=== WHAT THE TASK ASKS ===
Your task is to output the entries below word for word.

=== Data listing ===
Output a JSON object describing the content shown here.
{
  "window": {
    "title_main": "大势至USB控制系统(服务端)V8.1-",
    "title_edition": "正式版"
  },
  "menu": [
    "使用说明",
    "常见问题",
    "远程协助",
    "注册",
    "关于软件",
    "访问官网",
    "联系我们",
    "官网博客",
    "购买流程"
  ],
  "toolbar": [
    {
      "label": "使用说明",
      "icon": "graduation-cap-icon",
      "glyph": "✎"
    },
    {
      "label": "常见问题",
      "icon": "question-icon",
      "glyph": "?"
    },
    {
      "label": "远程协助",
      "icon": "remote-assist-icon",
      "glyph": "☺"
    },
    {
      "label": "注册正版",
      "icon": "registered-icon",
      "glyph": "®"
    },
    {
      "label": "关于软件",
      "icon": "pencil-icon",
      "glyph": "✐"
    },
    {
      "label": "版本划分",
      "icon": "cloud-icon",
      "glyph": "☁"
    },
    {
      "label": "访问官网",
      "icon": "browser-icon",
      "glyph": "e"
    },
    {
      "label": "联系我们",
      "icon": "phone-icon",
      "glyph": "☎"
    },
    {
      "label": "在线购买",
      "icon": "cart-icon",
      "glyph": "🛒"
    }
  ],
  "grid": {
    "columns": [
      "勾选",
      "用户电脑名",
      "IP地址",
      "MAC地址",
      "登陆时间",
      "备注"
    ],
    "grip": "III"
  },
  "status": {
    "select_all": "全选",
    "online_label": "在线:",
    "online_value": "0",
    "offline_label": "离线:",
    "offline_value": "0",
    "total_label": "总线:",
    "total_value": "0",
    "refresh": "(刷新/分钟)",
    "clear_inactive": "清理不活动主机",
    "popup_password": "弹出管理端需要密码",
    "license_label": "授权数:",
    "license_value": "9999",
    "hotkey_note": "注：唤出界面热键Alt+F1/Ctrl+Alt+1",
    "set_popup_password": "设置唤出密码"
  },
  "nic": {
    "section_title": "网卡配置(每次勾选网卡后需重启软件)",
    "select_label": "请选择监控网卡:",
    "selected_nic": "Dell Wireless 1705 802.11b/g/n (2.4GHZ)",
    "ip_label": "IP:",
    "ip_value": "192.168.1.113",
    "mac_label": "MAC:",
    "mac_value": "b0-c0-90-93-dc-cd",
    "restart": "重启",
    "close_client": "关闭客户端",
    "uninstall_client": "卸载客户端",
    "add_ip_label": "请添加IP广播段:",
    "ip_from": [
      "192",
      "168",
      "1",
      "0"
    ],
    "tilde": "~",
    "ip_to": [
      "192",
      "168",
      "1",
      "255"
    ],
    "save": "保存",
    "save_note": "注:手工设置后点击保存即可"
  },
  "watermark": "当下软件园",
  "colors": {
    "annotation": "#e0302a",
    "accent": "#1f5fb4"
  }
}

=== RESULT BELOW ===
Output a JSON object describing the content shown here.
{
  "window": {
    "title_main": "大势至USB控制系统(服务端)V8.1-",
    "title_edition": "正式版"
  },
  "menu": [
    "使用说明",
    "常见问题",
    "远程协助",
    "注册",
    "关于软件",
    "访问官网",
    "联系我们",
    "官网博客",
    "购买流程"
  ],
  "toolbar": [
    {
      "label": "使用说明",
      "icon": "graduation-cap-icon",
      "glyph": "✎"
    },
    {
      "label": "常见问题",
      "icon": "question-icon",
      "glyph": "?"
    },
    {
      "label": "远程协助",
      "icon": "remote-assist-icon",
      "glyph": "☺"
    },
    {
      "label": "注册正版",
      "icon": "registered-icon",
      "glyph": "®"
    },
    {
      "label": "关于软件",
      "icon": "pencil-icon",
      "glyph": "✐"
    },
    {
      "label": "版本划分",
      "icon": "cloud-icon",
      "glyph": "☁"
    },
    {
      "label": "访问官网",
      "icon": "browser-icon",
      "glyph": "e"
    },
    {
      "label": "联系我们",
      "icon": "phone-icon",
      "glyph": "☎"
    },
    {
      "label": "在线购买",
      "icon": "cart-icon",
      "glyph": "🛒"
    }
  ],
  "grid": {
    "columns": [
      "勾选",
      "用户电脑名",
      "IP地址",
      "MAC地址",
      "登陆时间",
      "备注"
    ],
    "grip": "III"
  },
  "status": {
    "select_all": "全选",
    "online_label": "在线:",
    "online_value": "0",
    "offline_label": "离线:",
    "offline_value": "0",
    "total_label": "总线:",
    "total_value": "0",
    "refresh": "(刷新/分钟)",
    "clear_inactive": "清理不活动主机",
    "popup_password": "弹出管理端需要密码",
    "license_label": "授权数:",
    "license_value": "9999",
    "hotkey_note": "注：唤出界面热键Alt+F1/Ctrl+Alt+1",
    "set_popup_password": "设置唤出密码"
  },
  "nic": {
    "section_title": "网卡配置(每次勾选网卡后需重启软件)",
    "select_label": "请选择监控网卡:",
    "selected_nic": "Dell Wireless 1705 802.11b/g/n (2.4GHZ)",
    "ip_label": "IP:",
    "ip_value": "192.168.1.113",
    "mac_label": "MAC:",
    "mac_value": "b0-c0-90-93-dc-cd",
    "restart": "重启",
    "close_client": "关闭客户端",
    "uninstall_client": "卸载客户端",
    "add_ip_label": "请添加IP广播段:",
    "ip_from": [
      "192",
      "168",
      "1",
      "0"
    ],
    "tilde": "~",
    "ip_to": [
      "192",
      "168",
      "1",
      "255"
    ],
    "save": "保存",
    "save_note": "注:手工设置后点击保存即可"
  },
  "watermark": "当下软件园",
  "colors": {
    "annotation": "#e0302a",
    "accent": "#1f5fb4"
  }
}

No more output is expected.